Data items
====
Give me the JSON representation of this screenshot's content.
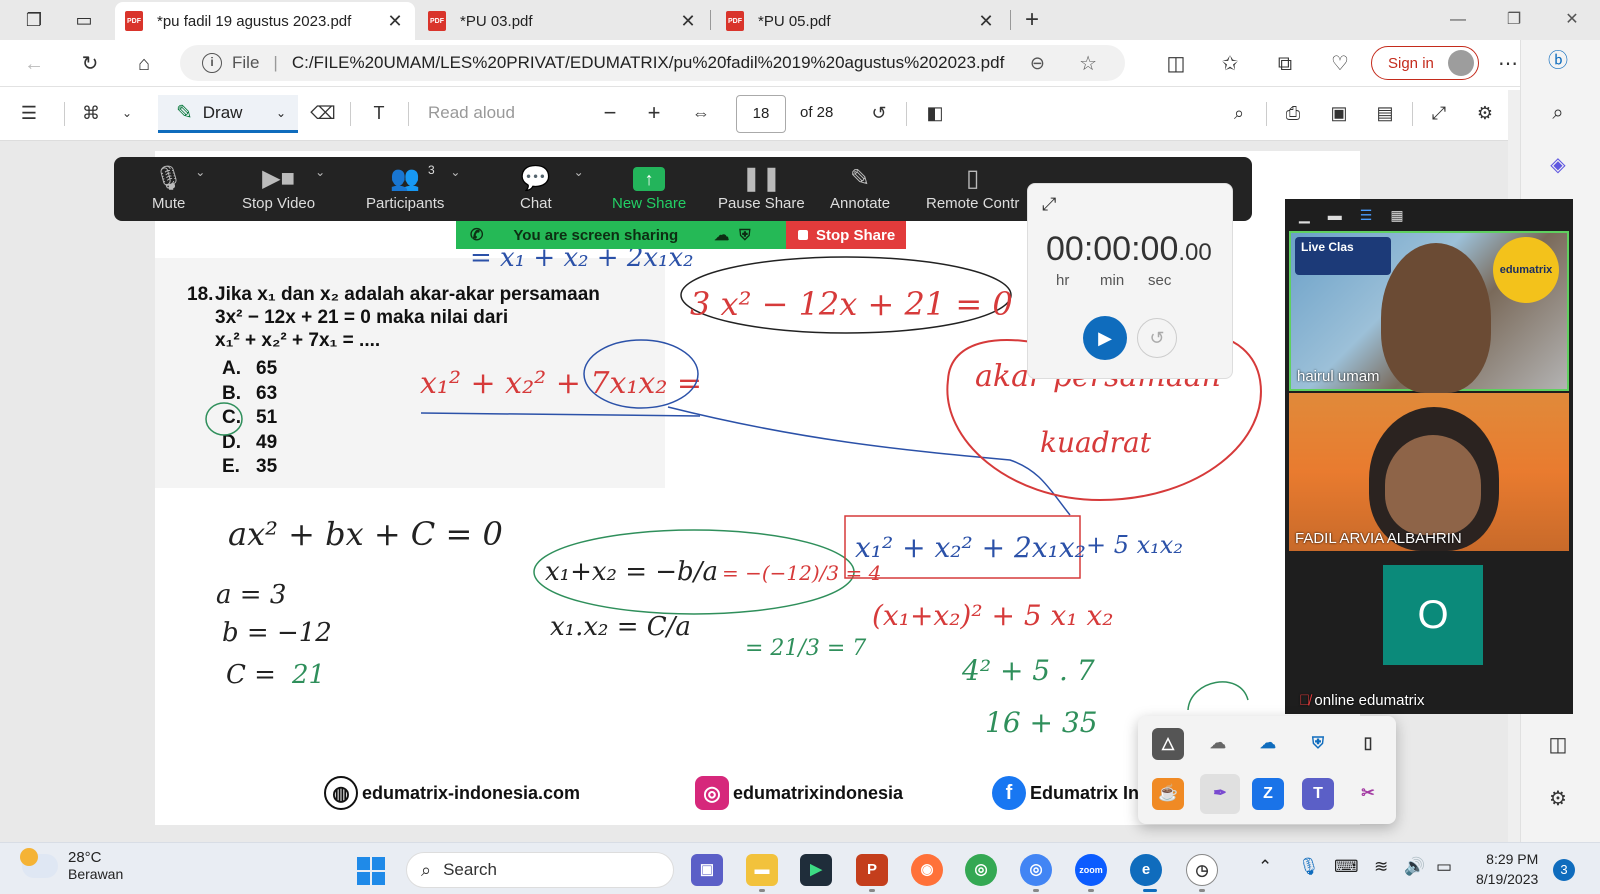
{
  "browser": {
    "tabs": [
      {
        "title": "*pu fadil 19 agustus 2023.pdf",
        "active": true
      },
      {
        "title": "*PU 03.pdf",
        "active": false
      },
      {
        "title": "*PU 05.pdf",
        "active": false
      }
    ],
    "address": {
      "scheme_label": "File",
      "url": "C:/FILE%20UMAM/LES%20PRIVAT/EDUMATRIX/pu%20fadil%2019%20agustus%202023.pdf"
    },
    "sign_in_label": "Sign in"
  },
  "pdf_toolbar": {
    "draw_label": "Draw",
    "read_aloud_label": "Read aloud",
    "current_page": "18",
    "total_pages_label": "of 28"
  },
  "zoom": {
    "toolbar": [
      {
        "key": "mute",
        "label": "Mute",
        "icon": "microphone-icon"
      },
      {
        "key": "video",
        "label": "Stop Video",
        "icon": "video-camera-icon"
      },
      {
        "key": "participants",
        "label": "Participants",
        "icon": "participants-icon",
        "count": "3"
      },
      {
        "key": "chat",
        "label": "Chat",
        "icon": "chat-bubble-icon"
      },
      {
        "key": "newshare",
        "label": "New Share",
        "icon": "share-up-arrow-icon"
      },
      {
        "key": "pause",
        "label": "Pause Share",
        "icon": "pause-icon"
      },
      {
        "key": "annotate",
        "label": "Annotate",
        "icon": "pencil-icon"
      },
      {
        "key": "remote",
        "label": "Remote Contr",
        "icon": "mouse-icon"
      }
    ],
    "sharing_banner": "You are screen sharing",
    "stop_share_label": "Stop Share",
    "participants": [
      {
        "name": "hairul umam",
        "video": true,
        "overlay_live": "Live Clas",
        "badge": "edumatrix"
      },
      {
        "name": "FADIL ARVIA ALBAHRIN",
        "video": true
      },
      {
        "name": "online edumatrix",
        "video": false,
        "avatar_letter": "O",
        "muted": true
      }
    ]
  },
  "stopwatch": {
    "time_main": "00:00:00",
    "time_fraction": ".00",
    "units": [
      "hr",
      "min",
      "sec"
    ]
  },
  "document": {
    "question_number": "18.",
    "question_line1": "Jika x₁ dan x₂ adalah akar-akar persamaan",
    "question_line2": "3x² − 12x + 21 = 0   maka   nilai   dari",
    "question_line3": "x₁² + x₂² + 7x₁ = ....",
    "options": [
      {
        "letter": "A.",
        "value": "65"
      },
      {
        "letter": "B.",
        "value": "63"
      },
      {
        "letter": "C.",
        "value": "51"
      },
      {
        "letter": "D.",
        "value": "49"
      },
      {
        "letter": "E.",
        "value": "35"
      }
    ],
    "footer": {
      "website": "edumatrix-indonesia.com",
      "instagram": "edumatrixindonesia",
      "facebook": "Edumatrix In"
    },
    "annotations": {
      "equation": "3 x² − 12x + 21 = 0",
      "target": "x₁² + x₂² + 7x₁x₂ =",
      "bubble": [
        "akar persamaan",
        "kuadrat"
      ],
      "general_form": "ax² + bx + C = 0",
      "a": "a = 3",
      "b": "b = −12",
      "c_label": "C = ",
      "c_value": "21",
      "sum": "x₁+x₂ = −b/a",
      "sum_calc": "= −(−12)/3 = 4",
      "product": "x₁.x₂ = C/a",
      "product_calc": "= 21/3 = 7",
      "expand": "x₁² + x₂² + 2x₁x₂",
      "expand_rest": "+ 5 x₁x₂",
      "square": "(x₁+x₂)² + 5 x₁ x₂",
      "subst": "4² + 5 . 7",
      "result": "16 + 35",
      "top_scribble": "= x₁ + x₂ + 2x₁x₂"
    }
  },
  "taskbar": {
    "weather_temp": "28°C",
    "weather_desc": "Berawan",
    "search_placeholder": "Search",
    "time": "8:29 PM",
    "date": "8/19/2023",
    "notification_count": "3"
  },
  "colors": {
    "accent": "#0f6cbd",
    "zoom_green": "#25b956",
    "stop_red": "#e23b3b",
    "ink_red": "#d63a3a",
    "ink_blue": "#2b51a8",
    "ink_green": "#2f8f5b"
  }
}
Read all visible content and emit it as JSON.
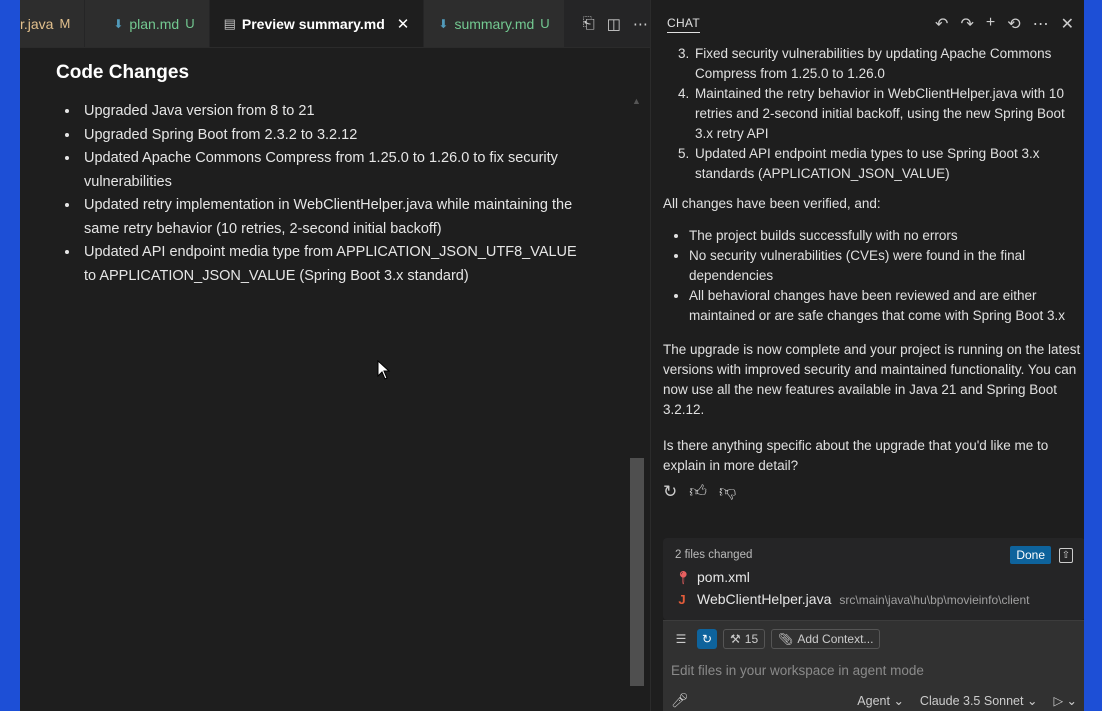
{
  "tabs": [
    {
      "name": "r.java",
      "badge": "M",
      "kind": "java",
      "active": false
    },
    {
      "name": "plan.md",
      "badge": "U",
      "kind": "md",
      "active": false
    },
    {
      "name": "Preview summary.md",
      "badge": "",
      "kind": "preview",
      "active": true
    },
    {
      "name": "summary.md",
      "badge": "U",
      "kind": "md",
      "active": false
    }
  ],
  "editor": {
    "heading": "Code Changes",
    "items": [
      "Upgraded Java version from 8 to 21",
      "Upgraded Spring Boot from 2.3.2 to 3.2.12",
      "Updated Apache Commons Compress from 1.25.0 to 1.26.0 to fix security vulnerabilities",
      "Updated retry implementation in WebClientHelper.java while maintaining the same retry behavior (10 retries, 2-second initial backoff)",
      "Updated API endpoint media type from APPLICATION_JSON_UTF8_VALUE to APPLICATION_JSON_VALUE (Spring Boot 3.x standard)"
    ]
  },
  "chat": {
    "title": "CHAT",
    "steps": [
      "Fixed security vulnerabilities by updating Apache Commons Compress from 1.25.0 to 1.26.0",
      "Maintained the retry behavior in WebClientHelper.java with 10 retries and 2-second initial backoff, using the new Spring Boot 3.x retry API",
      "Updated API endpoint media types to use Spring Boot 3.x standards (APPLICATION_JSON_VALUE)"
    ],
    "verified_intro": "All changes have been verified, and:",
    "verified": [
      "The project builds successfully with no errors",
      "No security vulnerabilities (CVEs) were found in the final dependencies",
      "All behavioral changes have been reviewed and are either maintained or are safe changes that come with Spring Boot 3.x"
    ],
    "summary": "The upgrade is now complete and your project is running on the latest versions with improved security and maintained functionality. You can now use all the new features available in Java 21 and Spring Boot 3.2.12.",
    "question": "Is there anything specific about the upgrade that you'd like me to explain in more detail?",
    "changes": {
      "label": "2 files changed",
      "done": "Done",
      "files": [
        {
          "name": "pom.xml",
          "path": ""
        },
        {
          "name": "WebClientHelper.java",
          "path": "src\\main\\java\\hu\\bp\\movieinfo\\client"
        }
      ]
    },
    "input": {
      "tool_count": "15",
      "add_context": "Add Context...",
      "placeholder": "Edit files in your workspace in agent mode",
      "mode": "Agent",
      "model": "Claude 3.5 Sonnet"
    }
  },
  "colors": {
    "accent": "#0e639c",
    "background": "#1e1e1e",
    "outer": "#1d4fd6"
  }
}
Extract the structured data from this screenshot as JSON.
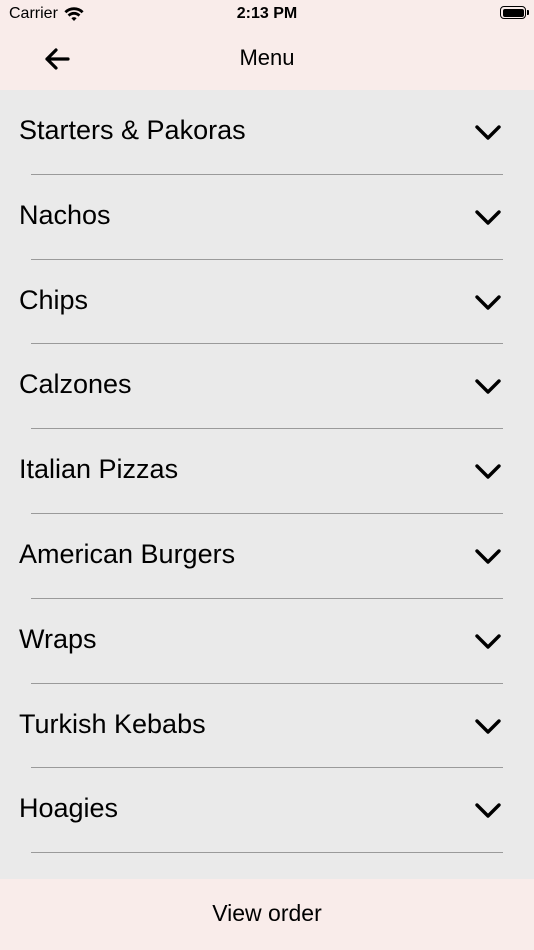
{
  "status_bar": {
    "carrier": "Carrier",
    "time": "2:13 PM"
  },
  "nav": {
    "title": "Menu",
    "back_icon": "arrow-left-icon"
  },
  "categories": [
    {
      "label": "Starters & Pakoras"
    },
    {
      "label": "Nachos"
    },
    {
      "label": "Chips"
    },
    {
      "label": "Calzones"
    },
    {
      "label": "Italian Pizzas"
    },
    {
      "label": "American Burgers"
    },
    {
      "label": "Wraps"
    },
    {
      "label": "Turkish Kebabs"
    },
    {
      "label": "Hoagies"
    }
  ],
  "footer": {
    "button_label": "View order"
  },
  "colors": {
    "bar_background": "#f9ecea",
    "list_background": "#eaeaea",
    "divider": "#9a9a9a",
    "text": "#000000"
  }
}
====
> **EXERCISE GOAL**
Pick out each line containing "icon" and report it.

> **COMPLETE OUTPUT**
        "icon": "microphone-icon"
        "icon": "video-camera-icon"
        "icon": "participants-icon",
        "icon": "chat-bubble-icon"
        "icon": "share-up-arrow-icon"
        "icon": "pause-icon"
        "icon": "pencil-icon"
        "icon": "mouse-icon"
    "back_icon": "arrow-left-icon"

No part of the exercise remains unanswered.